** begin The input **
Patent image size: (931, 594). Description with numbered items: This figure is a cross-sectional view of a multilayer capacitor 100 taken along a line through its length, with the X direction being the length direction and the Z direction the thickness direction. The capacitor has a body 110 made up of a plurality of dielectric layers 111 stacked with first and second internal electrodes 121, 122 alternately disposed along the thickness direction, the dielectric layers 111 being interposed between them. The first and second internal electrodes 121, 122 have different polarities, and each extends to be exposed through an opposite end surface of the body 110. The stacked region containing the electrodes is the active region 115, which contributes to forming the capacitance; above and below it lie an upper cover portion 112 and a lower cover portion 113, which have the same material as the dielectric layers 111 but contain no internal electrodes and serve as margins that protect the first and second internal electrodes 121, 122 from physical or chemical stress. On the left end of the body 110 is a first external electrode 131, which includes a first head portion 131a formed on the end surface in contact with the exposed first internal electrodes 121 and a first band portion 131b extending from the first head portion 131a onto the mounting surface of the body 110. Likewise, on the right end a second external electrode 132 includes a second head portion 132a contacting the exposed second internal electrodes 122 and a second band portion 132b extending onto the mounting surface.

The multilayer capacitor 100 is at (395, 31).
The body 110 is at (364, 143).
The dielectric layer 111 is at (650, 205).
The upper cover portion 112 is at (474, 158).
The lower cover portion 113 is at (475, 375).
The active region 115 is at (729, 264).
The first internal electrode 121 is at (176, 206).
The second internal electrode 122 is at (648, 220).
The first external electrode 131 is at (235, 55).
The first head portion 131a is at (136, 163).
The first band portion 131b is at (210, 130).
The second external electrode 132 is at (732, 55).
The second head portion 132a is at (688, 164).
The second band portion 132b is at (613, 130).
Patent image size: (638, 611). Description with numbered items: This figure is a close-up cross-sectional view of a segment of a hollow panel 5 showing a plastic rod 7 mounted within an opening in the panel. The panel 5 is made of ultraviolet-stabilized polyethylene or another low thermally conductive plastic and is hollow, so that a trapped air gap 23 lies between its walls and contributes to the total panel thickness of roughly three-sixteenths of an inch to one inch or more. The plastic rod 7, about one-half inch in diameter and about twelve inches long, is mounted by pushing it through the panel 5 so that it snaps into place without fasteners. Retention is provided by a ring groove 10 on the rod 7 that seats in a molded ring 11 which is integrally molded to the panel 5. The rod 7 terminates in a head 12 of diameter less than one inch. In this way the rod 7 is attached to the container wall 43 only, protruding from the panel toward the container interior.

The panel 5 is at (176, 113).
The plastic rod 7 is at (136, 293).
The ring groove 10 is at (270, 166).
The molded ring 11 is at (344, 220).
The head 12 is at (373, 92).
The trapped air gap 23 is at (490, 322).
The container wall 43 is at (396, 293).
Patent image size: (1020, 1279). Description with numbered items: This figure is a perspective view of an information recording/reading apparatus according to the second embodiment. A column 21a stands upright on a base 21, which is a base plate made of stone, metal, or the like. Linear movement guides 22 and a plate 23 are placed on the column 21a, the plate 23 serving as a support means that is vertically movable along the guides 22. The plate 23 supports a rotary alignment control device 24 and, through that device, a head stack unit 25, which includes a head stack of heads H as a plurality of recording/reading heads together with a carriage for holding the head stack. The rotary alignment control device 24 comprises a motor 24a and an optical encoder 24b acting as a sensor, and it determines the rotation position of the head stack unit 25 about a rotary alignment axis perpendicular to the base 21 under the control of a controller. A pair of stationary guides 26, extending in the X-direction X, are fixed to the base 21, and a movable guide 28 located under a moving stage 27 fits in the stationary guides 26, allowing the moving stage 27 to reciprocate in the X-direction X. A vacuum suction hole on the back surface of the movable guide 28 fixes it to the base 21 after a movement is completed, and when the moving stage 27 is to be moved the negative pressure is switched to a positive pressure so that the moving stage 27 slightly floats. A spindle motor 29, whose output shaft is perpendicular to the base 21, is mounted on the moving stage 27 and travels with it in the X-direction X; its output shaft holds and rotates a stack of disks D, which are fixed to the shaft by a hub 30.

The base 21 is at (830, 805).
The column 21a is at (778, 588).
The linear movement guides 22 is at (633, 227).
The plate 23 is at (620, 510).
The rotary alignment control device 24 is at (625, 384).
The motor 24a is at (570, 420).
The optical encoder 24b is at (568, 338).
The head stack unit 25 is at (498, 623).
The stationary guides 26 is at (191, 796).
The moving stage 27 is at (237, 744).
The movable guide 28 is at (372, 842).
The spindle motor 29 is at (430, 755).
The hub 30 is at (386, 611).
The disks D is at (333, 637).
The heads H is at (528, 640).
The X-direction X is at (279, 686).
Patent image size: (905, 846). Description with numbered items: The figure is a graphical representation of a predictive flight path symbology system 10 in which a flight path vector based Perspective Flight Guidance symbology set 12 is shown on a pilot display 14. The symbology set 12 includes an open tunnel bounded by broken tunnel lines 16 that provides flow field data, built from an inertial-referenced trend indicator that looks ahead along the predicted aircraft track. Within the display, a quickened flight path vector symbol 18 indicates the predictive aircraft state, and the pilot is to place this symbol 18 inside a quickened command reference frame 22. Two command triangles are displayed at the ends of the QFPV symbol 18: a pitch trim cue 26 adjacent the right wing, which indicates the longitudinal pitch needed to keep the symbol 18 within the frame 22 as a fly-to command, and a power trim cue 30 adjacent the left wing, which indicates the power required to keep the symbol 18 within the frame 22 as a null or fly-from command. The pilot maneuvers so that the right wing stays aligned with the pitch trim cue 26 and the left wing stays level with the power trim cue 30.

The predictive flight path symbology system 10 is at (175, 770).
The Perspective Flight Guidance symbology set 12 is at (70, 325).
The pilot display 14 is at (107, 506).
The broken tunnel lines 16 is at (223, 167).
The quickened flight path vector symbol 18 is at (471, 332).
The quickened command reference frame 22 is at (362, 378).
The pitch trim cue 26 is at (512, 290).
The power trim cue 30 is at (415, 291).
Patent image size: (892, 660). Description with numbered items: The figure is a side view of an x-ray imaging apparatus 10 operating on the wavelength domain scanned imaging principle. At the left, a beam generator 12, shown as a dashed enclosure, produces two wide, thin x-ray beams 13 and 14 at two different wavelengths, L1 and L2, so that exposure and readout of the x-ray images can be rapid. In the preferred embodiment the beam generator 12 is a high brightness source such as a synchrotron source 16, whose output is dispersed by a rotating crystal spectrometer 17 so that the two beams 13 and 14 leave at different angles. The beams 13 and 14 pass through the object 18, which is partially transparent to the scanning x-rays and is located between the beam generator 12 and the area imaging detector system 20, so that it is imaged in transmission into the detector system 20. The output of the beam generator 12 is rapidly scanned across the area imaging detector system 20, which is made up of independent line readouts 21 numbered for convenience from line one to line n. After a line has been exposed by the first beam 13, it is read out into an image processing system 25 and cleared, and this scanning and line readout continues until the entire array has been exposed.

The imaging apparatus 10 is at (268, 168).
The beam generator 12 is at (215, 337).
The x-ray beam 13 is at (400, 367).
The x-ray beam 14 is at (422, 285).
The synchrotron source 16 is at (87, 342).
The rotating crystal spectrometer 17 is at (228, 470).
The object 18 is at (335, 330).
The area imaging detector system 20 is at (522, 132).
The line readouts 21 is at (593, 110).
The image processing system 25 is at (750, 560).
** end The input **
**Prompt**
Copy out every line of the listing above word for word, keeping the original order.

**Exercise answer**
Patent image size: (931, 594). Description with numbered items: This figure is a cross-sectional view of a multilayer capacitor 100 taken along a line through its length, with the X direction being the length direction and the Z direction the thickness direction. The capacitor has a body 110 made up of a plurality of dielectric layers 111 stacked with first and second internal electrodes 121, 122 alternately disposed along the thickness direction, the dielectric layers 111 being interposed between them. The first and second internal electrodes 121, 122 have different polarities, and each extends to be exposed through an opposite end surface of the body 110. The stacked region containing the electrodes is the active region 115, which contributes to forming the capacitance; above and below it lie an upper cover portion 112 and a lower cover portion 113, which have the same material as the dielectric layers 111 but contain no internal electrodes and serve as margins that protect the first and second internal electrodes 121, 122 from physical or chemical stress. On the left end of the body 110 is a first external electrode 131, which includes a first head portion 131a formed on the end surface in contact with the exposed first internal electrodes 121 and a first band portion 131b extending from the first head portion 131a onto the mounting surface of the body 110. Likewise, on the right end a second external electrode 132 includes a second head portion 132a contacting the exposed second internal electrodes 122 and a second band portion 132b extending onto the mounting surface.

The multilayer capacitor 100 is at (395, 31).
The body 110 is at (364, 143).
The dielectric layer 111 is at (650, 205).
The upper cover portion 112 is at (474, 158).
The lower cover portion 113 is at (475, 375).
The active region 115 is at (729, 264).
The first internal electrode 121 is at (176, 206).
The second internal electrode 122 is at (648, 220).
The first external electrode 131 is at (235, 55).
The first head portion 131a is at (136, 163).
The first band portion 131b is at (210, 130).
The second external electrode 132 is at (732, 55).
The second head portion 132a is at (688, 164).
The second band portion 132b is at (613, 130).
Patent image size: (638, 611). Description with numbered items: This figure is a close-up cross-sectional view of a segment of a hollow panel 5 showing a plastic rod 7 mounted within an opening in the panel. The panel 5 is made of ultraviolet-stabilized polyethylene or another low thermally conductive plastic and is hollow, so that a trapped air gap 23 lies between its walls and contributes to the total panel thickness of roughly three-sixteenths of an inch to one inch or more. The plastic rod 7, about one-half inch in diameter and about twelve inches long, is mounted by pushing it through the panel 5 so that it snaps into place without fasteners. Retention is provided by a ring groove 10 on the rod 7 that seats in a molded ring 11 which is integrally molded to the panel 5. The rod 7 terminates in a head 12 of diameter less than one inch. In this way the rod 7 is attached to the container wall 43 only, protruding from the panel toward the container interior.

The panel 5 is at (176, 113).
The plastic rod 7 is at (136, 293).
The ring groove 10 is at (270, 166).
The molded ring 11 is at (344, 220).
The head 12 is at (373, 92).
The trapped air gap 23 is at (490, 322).
The container wall 43 is at (396, 293).
Patent image size: (1020, 1279). Description with numbered items: This figure is a perspective view of an information recording/reading apparatus according to the second embodiment. A column 21a stands upright on a base 21, which is a base plate made of stone, metal, or the like. Linear movement guides 22 and a plate 23 are placed on the column 21a, the plate 23 serving as a support means that is vertically movable along the guides 22. The plate 23 supports a rotary alignment control device 24 and, through that device, a head stack unit 25, which includes a head stack of heads H as a plurality of recording/reading heads together with a carriage for holding the head stack. The rotary alignment control device 24 comprises a motor 24a and an optical encoder 24b acting as a sensor, and it determines the rotation position of the head stack unit 25 about a rotary alignment axis perpendicular to the base 21 under the control of a controller. A pair of stationary guides 26, extending in the X-direction X, are fixed to the base 21, and a movable guide 28 located under a moving stage 27 fits in the stationary guides 26, allowing the moving stage 27 to reciprocate in the X-direction X. A vacuum suction hole on the back surface of the movable guide 28 fixes it to the base 21 after a movement is completed, and when the moving stage 27 is to be moved the negative pressure is switched to a positive pressure so that the moving stage 27 slightly floats. A spindle motor 29, whose output shaft is perpendicular to the base 21, is mounted on the moving stage 27 and travels with it in the X-direction X; its output shaft holds and rotates a stack of disks D, which are fixed to the shaft by a hub 30.

The base 21 is at (830, 805).
The column 21a is at (778, 588).
The linear movement guides 22 is at (633, 227).
The plate 23 is at (620, 510).
The rotary alignment control device 24 is at (625, 384).
The motor 24a is at (570, 420).
The optical encoder 24b is at (568, 338).
The head stack unit 25 is at (498, 623).
The stationary guides 26 is at (191, 796).
The moving stage 27 is at (237, 744).
The movable guide 28 is at (372, 842).
The spindle motor 29 is at (430, 755).
The hub 30 is at (386, 611).
The disks D is at (333, 637).
The heads H is at (528, 640).
The X-direction X is at (279, 686).
Patent image size: (905, 846). Description with numbered items: The figure is a graphical representation of a predictive flight path symbology system 10 in which a flight path vector based Perspective Flight Guidance symbology set 12 is shown on a pilot display 14. The symbology set 12 includes an open tunnel bounded by broken tunnel lines 16 that provides flow field data, built from an inertial-referenced trend indicator that looks ahead along the predicted aircraft track. Within the display, a quickened flight path vector symbol 18 indicates the predictive aircraft state, and the pilot is to place this symbol 18 inside a quickened command reference frame 22. Two command triangles are displayed at the ends of the QFPV symbol 18: a pitch trim cue 26 adjacent the right wing, which indicates the longitudinal pitch needed to keep the symbol 18 within the frame 22 as a fly-to command, and a power trim cue 30 adjacent the left wing, which indicates the power required to keep the symbol 18 within the frame 22 as a null or fly-from command. The pilot maneuvers so that the right wing stays aligned with the pitch trim cue 26 and the left wing stays level with the power trim cue 30.

The predictive flight path symbology system 10 is at (175, 770).
The Perspective Flight Guidance symbology set 12 is at (70, 325).
The pilot display 14 is at (107, 506).
The broken tunnel lines 16 is at (223, 167).
The quickened flight path vector symbol 18 is at (471, 332).
The quickened command reference frame 22 is at (362, 378).
The pitch trim cue 26 is at (512, 290).
The power trim cue 30 is at (415, 291).
Patent image size: (892, 660). Description with numbered items: The figure is a side view of an x-ray imaging apparatus 10 operating on the wavelength domain scanned imaging principle. At the left, a beam generator 12, shown as a dashed enclosure, produces two wide, thin x-ray beams 13 and 14 at two different wavelengths, L1 and L2, so that exposure and readout of the x-ray images can be rapid. In the preferred embodiment the beam generator 12 is a high brightness source such as a synchrotron source 16, whose output is dispersed by a rotating crystal spectrometer 17 so that the two beams 13 and 14 leave at different angles. The beams 13 and 14 pass through the object 18, which is partially transparent to the scanning x-rays and is located between the beam generator 12 and the area imaging detector system 20, so that it is imaged in transmission into the detector system 20. The output of the beam generator 12 is rapidly scanned across the area imaging detector system 20, which is made up of independent line readouts 21 numbered for convenience from line one to line n. After a line has been exposed by the first beam 13, it is read out into an image processing system 25 and cleared, and this scanning and line readout continues until the entire array has been exposed.

The imaging apparatus 10 is at (268, 168).
The beam generator 12 is at (215, 337).
The x-ray beam 13 is at (400, 367).
The x-ray beam 14 is at (422, 285).
The synchrotron source 16 is at (87, 342).
The rotating crystal spectrometer 17 is at (228, 470).
The object 18 is at (335, 330).
The area imaging detector system 20 is at (522, 132).
The line readouts 21 is at (593, 110).
The image processing system 25 is at (750, 560).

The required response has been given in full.